▶ **Record extracts**
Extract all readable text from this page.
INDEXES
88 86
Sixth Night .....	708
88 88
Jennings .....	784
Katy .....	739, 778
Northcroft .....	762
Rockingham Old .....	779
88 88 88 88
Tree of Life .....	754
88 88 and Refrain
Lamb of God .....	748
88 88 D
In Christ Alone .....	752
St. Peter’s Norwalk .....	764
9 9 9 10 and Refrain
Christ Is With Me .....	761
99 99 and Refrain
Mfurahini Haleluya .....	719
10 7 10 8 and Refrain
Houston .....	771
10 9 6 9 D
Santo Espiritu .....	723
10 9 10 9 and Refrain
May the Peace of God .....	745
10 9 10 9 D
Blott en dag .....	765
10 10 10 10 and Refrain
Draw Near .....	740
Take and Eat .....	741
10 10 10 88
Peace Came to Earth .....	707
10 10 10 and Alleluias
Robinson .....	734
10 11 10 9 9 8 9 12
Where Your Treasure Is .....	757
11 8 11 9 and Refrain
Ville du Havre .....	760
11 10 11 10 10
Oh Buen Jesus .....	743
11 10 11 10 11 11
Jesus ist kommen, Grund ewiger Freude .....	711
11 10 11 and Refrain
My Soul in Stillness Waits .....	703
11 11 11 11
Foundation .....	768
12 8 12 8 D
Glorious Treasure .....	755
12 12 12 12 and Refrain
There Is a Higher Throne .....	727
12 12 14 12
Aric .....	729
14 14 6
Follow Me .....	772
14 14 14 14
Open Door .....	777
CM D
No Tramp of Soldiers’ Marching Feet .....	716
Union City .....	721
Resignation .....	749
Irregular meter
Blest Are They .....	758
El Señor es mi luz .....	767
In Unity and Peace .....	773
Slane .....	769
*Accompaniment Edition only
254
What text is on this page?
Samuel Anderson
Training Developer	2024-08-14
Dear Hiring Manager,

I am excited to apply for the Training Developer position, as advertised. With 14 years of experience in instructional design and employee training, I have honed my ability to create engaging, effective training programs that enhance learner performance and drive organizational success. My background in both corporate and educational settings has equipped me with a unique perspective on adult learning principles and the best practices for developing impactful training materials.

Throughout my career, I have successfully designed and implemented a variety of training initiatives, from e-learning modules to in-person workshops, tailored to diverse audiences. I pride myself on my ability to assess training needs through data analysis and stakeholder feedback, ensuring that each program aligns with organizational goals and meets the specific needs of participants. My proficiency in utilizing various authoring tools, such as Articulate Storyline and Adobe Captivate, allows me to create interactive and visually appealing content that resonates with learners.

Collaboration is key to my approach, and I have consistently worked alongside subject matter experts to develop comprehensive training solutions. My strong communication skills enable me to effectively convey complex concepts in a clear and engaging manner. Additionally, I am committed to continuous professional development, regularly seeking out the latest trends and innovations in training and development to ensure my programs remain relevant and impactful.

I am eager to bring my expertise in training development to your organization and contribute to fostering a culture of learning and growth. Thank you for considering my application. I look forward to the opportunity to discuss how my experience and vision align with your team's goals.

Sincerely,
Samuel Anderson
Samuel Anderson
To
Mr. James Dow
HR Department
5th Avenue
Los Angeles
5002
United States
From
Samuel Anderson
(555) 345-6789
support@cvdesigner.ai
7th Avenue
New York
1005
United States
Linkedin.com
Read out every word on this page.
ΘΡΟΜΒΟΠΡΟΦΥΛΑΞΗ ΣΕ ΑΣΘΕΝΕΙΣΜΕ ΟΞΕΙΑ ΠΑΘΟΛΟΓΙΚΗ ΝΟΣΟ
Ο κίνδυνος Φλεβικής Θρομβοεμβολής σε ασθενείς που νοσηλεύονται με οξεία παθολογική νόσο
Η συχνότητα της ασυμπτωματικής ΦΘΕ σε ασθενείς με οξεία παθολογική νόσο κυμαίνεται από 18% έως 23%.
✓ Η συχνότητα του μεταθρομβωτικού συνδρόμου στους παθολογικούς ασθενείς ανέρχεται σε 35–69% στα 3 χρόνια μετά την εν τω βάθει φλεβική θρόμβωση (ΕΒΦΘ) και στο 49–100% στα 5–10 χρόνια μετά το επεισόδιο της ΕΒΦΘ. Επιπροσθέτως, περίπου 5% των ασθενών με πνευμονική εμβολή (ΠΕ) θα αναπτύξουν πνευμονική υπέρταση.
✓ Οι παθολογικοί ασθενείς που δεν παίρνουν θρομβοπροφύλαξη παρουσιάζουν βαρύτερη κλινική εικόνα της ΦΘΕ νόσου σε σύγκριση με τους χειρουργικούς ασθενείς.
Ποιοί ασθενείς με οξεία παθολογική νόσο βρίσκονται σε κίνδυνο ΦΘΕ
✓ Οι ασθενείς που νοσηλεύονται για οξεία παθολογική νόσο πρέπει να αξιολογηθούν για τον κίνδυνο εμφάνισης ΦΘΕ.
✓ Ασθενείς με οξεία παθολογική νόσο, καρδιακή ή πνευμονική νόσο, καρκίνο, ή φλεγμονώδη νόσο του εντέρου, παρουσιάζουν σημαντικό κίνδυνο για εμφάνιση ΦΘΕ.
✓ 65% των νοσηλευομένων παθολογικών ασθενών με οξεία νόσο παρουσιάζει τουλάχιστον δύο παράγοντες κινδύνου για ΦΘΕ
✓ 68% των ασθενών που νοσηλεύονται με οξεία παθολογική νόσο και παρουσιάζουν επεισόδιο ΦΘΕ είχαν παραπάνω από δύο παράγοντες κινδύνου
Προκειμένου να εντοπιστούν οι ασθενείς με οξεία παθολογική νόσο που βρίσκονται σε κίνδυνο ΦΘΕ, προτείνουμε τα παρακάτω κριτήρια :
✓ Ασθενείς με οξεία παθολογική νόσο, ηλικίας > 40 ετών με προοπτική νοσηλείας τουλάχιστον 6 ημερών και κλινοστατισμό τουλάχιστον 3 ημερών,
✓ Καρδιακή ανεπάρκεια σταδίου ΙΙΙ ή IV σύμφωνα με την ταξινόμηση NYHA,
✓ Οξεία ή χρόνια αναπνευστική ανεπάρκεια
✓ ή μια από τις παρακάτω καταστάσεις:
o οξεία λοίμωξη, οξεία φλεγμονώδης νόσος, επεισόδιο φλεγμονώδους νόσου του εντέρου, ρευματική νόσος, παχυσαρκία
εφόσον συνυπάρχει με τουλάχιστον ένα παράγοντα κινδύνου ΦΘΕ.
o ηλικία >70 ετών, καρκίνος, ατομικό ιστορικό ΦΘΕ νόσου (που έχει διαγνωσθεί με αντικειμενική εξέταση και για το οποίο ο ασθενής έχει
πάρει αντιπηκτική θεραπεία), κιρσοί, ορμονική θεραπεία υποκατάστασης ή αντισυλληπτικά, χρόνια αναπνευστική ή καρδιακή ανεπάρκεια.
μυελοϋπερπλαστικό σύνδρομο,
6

▶ **Task to carry out**
Your task is to quote the listing above word for word.

▶ **Response to this task**
Extract all readable text from this page.
INDEXES
88 86
Sixth Night .....	708
88 88
Jennings .....	784
Katy .....	739, 778
Northcroft .....	762
Rockingham Old .....	779
88 88 88 88
Tree of Life .....	754
88 88 and Refrain
Lamb of God .....	748
88 88 D
In Christ Alone .....	752
St. Peter’s Norwalk .....	764
9 9 9 10 and Refrain
Christ Is With Me .....	761
99 99 and Refrain
Mfurahini Haleluya .....	719
10 7 10 8 and Refrain
Houston .....	771
10 9 6 9 D
Santo Espiritu .....	723
10 9 10 9 and Refrain
May the Peace of God .....	745
10 9 10 9 D
Blott en dag .....	765
10 10 10 10 and Refrain
Draw Near .....	740
Take and Eat .....	741
10 10 10 88
Peace Came to Earth .....	707
10 10 10 and Alleluias
Robinson .....	734
10 11 10 9 9 8 9 12
Where Your Treasure Is .....	757
11 8 11 9 and Refrain
Ville du Havre .....	760
11 10 11 10 10
Oh Buen Jesus .....	743
11 10 11 10 11 11
Jesus ist kommen, Grund ewiger Freude .....	711
11 10 11 and Refrain
My Soul in Stillness Waits .....	703
11 11 11 11
Foundation .....	768
12 8 12 8 D
Glorious Treasure .....	755
12 12 12 12 and Refrain
There Is a Higher Throne .....	727
12 12 14 12
Aric .....	729
14 14 6
Follow Me .....	772
14 14 14 14
Open Door .....	777
CM D
No Tramp of Soldiers’ Marching Feet .....	716
Union City .....	721
Resignation .....	749
Irregular meter
Blest Are They .....	758
El Señor es mi luz .....	767
In Unity and Peace .....	773
Slane .....	769
*Accompaniment Edition only
254
What text is on this page?
Samuel Anderson
Training Developer	2024-08-14
Dear Hiring Manager,

I am excited to apply for the Training Developer position, as advertised. With 14 years of experience in instructional design and employee training, I have honed my ability to create engaging, effective training programs that enhance learner performance and drive organizational success. My background in both corporate and educational settings has equipped me with a unique perspective on adult learning principles and the best practices for developing impactful training materials.

Throughout my career, I have successfully designed and implemented a variety of training initiatives, from e-learning modules to in-person workshops, tailored to diverse audiences. I pride myself on my ability to assess training needs through data analysis and stakeholder feedback, ensuring that each program aligns with organizational goals and meets the specific needs of participants. My proficiency in utilizing various authoring tools, such as Articulate Storyline and Adobe Captivate, allows me to create interactive and visually appealing content that resonates with learners.

Collaboration is key to my approach, and I have consistently worked alongside subject matter experts to develop comprehensive training solutions. My strong communication skills enable me to effectively convey complex concepts in a clear and engaging manner. Additionally, I am committed to continuous professional development, regularly seeking out the latest trends and innovations in training and development to ensure my programs remain relevant and impactful.

I am eager to bring my expertise in training development to your organization and contribute to fostering a culture of learning and growth. Thank you for considering my application. I look forward to the opportunity to discuss how my experience and vision align with your team's goals.

Sincerely,
Samuel Anderson
Samuel Anderson
To
Mr. James Dow
HR Department
5th Avenue
Los Angeles
5002
United States
From
Samuel Anderson
(555) 345-6789
support@cvdesigner.ai
7th Avenue
New York
1005
United States
Linkedin.com
Read out every word on this page.
ΘΡΟΜΒΟΠΡΟΦΥΛΑΞΗ ΣΕ ΑΣΘΕΝΕΙΣΜΕ ΟΞΕΙΑ ΠΑΘΟΛΟΓΙΚΗ ΝΟΣΟ
Ο κίνδυνος Φλεβικής Θρομβοεμβολής σε ασθενείς που νοσηλεύονται με οξεία παθολογική νόσο
Η συχνότητα της ασυμπτωματικής ΦΘΕ σε ασθενείς με οξεία παθολογική νόσο κυμαίνεται από 18% έως 23%.
✓ Η συχνότητα του μεταθρομβωτικού συνδρόμου στους παθολογικούς ασθενείς ανέρχεται σε 35–69% στα 3 χρόνια μετά την εν τω βάθει φλεβική θρόμβωση (ΕΒΦΘ) και στο 49–100% στα 5–10 χρόνια μετά το επεισόδιο της ΕΒΦΘ. Επιπροσθέτως, περίπου 5% των ασθενών με πνευμονική εμβολή (ΠΕ) θα αναπτύξουν πνευμονική υπέρταση.
✓ Οι παθολογικοί ασθενείς που δεν παίρνουν θρομβοπροφύλαξη παρουσιάζουν βαρύτερη κλινική εικόνα της ΦΘΕ νόσου σε σύγκριση με τους χειρουργικούς ασθενείς.
Ποιοί ασθενείς με οξεία παθολογική νόσο βρίσκονται σε κίνδυνο ΦΘΕ
✓ Οι ασθενείς που νοσηλεύονται για οξεία παθολογική νόσο πρέπει να αξιολογηθούν για τον κίνδυνο εμφάνισης ΦΘΕ.
✓ Ασθενείς με οξεία παθολογική νόσο, καρδιακή ή πνευμονική νόσο, καρκίνο, ή φλεγμονώδη νόσο του εντέρου, παρουσιάζουν σημαντικό κίνδυνο για εμφάνιση ΦΘΕ.
✓ 65% των νοσηλευομένων παθολογικών ασθενών με οξεία νόσο παρουσιάζει τουλάχιστον δύο παράγοντες κινδύνου για ΦΘΕ
✓ 68% των ασθενών που νοσηλεύονται με οξεία παθολογική νόσο και παρουσιάζουν επεισόδιο ΦΘΕ είχαν παραπάνω από δύο παράγοντες κινδύνου
Προκειμένου να εντοπιστούν οι ασθενείς με οξεία παθολογική νόσο που βρίσκονται σε κίνδυνο ΦΘΕ, προτείνουμε τα παρακάτω κριτήρια :
✓ Ασθενείς με οξεία παθολογική νόσο, ηλικίας > 40 ετών με προοπτική νοσηλείας τουλάχιστον 6 ημερών και κλινοστατισμό τουλάχιστον 3 ημερών,
✓ Καρδιακή ανεπάρκεια σταδίου ΙΙΙ ή IV σύμφωνα με την ταξινόμηση NYHA,
✓ Οξεία ή χρόνια αναπνευστική ανεπάρκεια
✓ ή μια από τις παρακάτω καταστάσεις:
o οξεία λοίμωξη, οξεία φλεγμονώδης νόσος, επεισόδιο φλεγμονώδους νόσου του εντέρου, ρευματική νόσος, παχυσαρκία
εφόσον συνυπάρχει με τουλάχιστον ένα παράγοντα κινδύνου ΦΘΕ.
o ηλικία >70 ετών, καρκίνος, ατομικό ιστορικό ΦΘΕ νόσου (που έχει διαγνωσθεί με αντικειμενική εξέταση και για το οποίο ο ασθενής έχει
πάρει αντιπηκτική θεραπεία), κιρσοί, ορμονική θεραπεία υποκατάστασης ή αντισυλληπτικά, χρόνια αναπνευστική ή καρδιακή ανεπάρκεια.
μυελοϋπερπλαστικό σύνδρομο,
6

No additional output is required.